### Exercise 1:
Please answer these questions from the bus article below.
(a) Which institute did Abul Hasem attend?
(b) What did the Savar Paribahan bus hit on Thursday morning?
(c) Which bus service ran both buses involved in the June 23 accident?
### Exercise 2:
Decide whether each statement agrees with the bus article below. Answer yes or no, and quote the words of the article that settle it.
(a) Abul Hasem was killed on June 23.
(b) The auto-rickshaw accident happened at Mirpur.
(c) Bachchu Mia is a sub-inspector.

### Source text:
'''

City buses go desperate

Bus operators seem to have become desperate, as if in competition of traffic rule violation, in the absence of enforcement, leading to frequent accidents in the capital.
Experts fear that the situation may deteriorate further if the authorities do not reform the road transport sector and enforce traffic rules. 
On June 23, Tejgaon Polytechnic Institute student Abul Hasem was killed after a bus coming from behind smashed his head, popped out the window of another bus, at Mirpur in the capital.
Dhaka Medical College Hospital outpost in-charge sub-inspector Bachchu Mia said the student faced the fatal accident when he was on a Prajapati Paribahan bus and another bus of the same bus service tried to overtake it.
On Thursday morning, a Savar Paribahan bus hit a CNG-run auto-rickshaw from behind at Zero Point in the capital and injured five passengers of the auto-rickshaw.

'''

[Page segmentation data]
'''

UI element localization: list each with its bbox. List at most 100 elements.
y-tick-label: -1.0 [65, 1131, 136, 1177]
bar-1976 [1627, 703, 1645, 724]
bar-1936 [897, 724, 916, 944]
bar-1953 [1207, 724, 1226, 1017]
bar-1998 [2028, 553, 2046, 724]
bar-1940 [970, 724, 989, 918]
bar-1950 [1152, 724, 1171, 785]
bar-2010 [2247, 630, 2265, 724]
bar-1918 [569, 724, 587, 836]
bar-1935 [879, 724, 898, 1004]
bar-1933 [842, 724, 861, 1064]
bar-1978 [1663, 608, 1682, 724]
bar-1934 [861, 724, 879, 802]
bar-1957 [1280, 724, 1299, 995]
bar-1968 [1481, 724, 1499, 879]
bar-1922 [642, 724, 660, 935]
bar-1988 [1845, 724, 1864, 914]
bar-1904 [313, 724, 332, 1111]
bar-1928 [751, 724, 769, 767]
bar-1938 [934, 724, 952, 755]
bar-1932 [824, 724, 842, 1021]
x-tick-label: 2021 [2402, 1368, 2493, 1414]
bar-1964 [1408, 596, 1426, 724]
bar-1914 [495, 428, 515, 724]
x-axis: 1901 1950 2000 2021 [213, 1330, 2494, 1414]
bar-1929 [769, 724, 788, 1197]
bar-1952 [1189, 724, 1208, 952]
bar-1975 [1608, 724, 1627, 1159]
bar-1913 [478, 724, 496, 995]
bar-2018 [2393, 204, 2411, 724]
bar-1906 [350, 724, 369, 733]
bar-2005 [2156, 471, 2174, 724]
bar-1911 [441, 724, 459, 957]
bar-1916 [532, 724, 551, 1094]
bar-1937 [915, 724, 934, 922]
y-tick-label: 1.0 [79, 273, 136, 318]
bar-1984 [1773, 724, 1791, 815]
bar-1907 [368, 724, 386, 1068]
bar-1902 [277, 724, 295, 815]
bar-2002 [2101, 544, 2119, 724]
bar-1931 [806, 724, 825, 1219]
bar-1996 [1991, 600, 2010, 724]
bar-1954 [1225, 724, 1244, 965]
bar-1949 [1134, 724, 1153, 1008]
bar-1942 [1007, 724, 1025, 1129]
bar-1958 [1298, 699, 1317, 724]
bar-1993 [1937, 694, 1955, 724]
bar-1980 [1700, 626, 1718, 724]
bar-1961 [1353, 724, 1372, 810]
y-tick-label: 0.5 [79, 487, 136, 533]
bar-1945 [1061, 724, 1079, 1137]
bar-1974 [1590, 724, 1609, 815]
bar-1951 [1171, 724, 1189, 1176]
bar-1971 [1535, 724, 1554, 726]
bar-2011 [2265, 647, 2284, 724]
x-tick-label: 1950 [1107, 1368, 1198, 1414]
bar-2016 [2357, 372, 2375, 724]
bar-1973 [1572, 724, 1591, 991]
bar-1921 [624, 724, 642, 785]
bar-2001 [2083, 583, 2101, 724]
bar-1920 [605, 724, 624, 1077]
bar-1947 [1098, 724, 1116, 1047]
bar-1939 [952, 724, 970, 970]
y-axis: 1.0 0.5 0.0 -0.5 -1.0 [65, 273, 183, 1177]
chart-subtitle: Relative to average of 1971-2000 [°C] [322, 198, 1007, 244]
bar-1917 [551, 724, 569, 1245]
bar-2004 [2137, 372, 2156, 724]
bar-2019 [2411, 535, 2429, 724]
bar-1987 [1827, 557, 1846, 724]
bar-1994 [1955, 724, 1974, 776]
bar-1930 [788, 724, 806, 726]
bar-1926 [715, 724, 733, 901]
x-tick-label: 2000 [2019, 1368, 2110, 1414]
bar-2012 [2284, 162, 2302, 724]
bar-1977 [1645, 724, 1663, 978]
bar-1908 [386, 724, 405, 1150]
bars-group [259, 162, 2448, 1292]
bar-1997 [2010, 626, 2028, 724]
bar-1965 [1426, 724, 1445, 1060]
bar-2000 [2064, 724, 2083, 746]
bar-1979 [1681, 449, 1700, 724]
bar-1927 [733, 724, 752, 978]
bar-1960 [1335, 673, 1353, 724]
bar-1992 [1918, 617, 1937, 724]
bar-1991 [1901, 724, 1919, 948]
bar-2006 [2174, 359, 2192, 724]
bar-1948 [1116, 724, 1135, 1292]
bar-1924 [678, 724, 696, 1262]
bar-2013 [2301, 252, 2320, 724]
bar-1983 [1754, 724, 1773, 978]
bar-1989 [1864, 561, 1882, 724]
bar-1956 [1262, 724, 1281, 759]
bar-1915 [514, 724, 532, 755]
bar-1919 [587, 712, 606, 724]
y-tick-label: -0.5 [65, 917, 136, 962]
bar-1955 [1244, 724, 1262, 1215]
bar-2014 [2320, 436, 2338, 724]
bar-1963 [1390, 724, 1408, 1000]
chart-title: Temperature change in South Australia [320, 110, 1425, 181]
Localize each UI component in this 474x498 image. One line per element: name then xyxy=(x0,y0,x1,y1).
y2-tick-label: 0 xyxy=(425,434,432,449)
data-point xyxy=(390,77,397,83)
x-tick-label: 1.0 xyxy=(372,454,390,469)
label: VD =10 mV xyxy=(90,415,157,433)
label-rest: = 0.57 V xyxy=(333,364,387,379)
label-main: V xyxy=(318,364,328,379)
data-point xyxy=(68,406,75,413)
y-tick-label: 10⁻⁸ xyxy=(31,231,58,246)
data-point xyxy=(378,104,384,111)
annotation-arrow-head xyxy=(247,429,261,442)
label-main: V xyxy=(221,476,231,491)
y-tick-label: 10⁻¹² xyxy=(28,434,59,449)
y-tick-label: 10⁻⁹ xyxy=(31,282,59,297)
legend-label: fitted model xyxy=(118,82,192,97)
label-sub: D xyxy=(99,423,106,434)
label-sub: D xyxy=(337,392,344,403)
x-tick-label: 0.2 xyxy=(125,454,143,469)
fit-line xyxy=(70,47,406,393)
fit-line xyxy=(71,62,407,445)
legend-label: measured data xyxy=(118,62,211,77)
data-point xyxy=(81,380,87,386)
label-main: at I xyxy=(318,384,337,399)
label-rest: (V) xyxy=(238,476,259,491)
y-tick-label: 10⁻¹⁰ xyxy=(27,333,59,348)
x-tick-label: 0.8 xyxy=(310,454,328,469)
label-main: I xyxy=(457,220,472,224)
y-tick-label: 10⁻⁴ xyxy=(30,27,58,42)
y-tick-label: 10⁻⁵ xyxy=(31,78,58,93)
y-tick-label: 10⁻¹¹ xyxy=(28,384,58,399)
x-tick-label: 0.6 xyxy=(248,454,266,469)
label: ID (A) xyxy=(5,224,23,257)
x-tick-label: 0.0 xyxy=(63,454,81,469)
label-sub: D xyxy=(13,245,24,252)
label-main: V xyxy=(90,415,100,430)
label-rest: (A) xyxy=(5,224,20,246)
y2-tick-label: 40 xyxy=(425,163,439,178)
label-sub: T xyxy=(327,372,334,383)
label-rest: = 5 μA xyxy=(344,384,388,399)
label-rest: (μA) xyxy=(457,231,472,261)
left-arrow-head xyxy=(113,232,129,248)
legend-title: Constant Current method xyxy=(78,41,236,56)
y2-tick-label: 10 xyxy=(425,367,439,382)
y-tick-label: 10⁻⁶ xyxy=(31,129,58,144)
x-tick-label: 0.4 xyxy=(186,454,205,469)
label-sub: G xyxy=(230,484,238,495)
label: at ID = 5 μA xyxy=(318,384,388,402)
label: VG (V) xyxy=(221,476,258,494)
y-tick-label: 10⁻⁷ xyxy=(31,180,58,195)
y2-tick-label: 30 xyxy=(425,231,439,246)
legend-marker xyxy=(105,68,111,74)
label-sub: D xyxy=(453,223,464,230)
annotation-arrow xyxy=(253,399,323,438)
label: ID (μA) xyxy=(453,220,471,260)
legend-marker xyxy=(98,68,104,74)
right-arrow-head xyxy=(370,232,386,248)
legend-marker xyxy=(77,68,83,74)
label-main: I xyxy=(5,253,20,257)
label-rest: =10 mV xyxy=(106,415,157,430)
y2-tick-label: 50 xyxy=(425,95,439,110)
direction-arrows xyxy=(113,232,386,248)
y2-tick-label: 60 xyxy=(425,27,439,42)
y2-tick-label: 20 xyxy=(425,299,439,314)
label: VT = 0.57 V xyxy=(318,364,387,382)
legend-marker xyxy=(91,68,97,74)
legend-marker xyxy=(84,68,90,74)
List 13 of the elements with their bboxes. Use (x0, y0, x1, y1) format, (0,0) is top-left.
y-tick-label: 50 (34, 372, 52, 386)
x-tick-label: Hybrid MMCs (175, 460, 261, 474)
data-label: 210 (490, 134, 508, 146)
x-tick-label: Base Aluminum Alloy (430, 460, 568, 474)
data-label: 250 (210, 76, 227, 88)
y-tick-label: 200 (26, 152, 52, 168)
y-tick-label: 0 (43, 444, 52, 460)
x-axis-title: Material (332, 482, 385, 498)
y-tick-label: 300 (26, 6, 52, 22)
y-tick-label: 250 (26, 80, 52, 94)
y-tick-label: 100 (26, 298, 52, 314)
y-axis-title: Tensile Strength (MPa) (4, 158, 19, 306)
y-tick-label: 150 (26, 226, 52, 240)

'''

### Answer section 1:
(a) Tejgaon Polytechnic Institute
(b) A CNG-run auto-rickshaw
(c) Prajapati Paribahan

### Answer section 2:
(a) Yes: "On June 23, Tejgaon Polytechnic Institute student Abul Hasem was killed"
(b) No: "at Zero Point in the capital"
(c) Yes: "Dhaka Medical College Hospital outpost in-charge sub-inspector Bachchu Mia"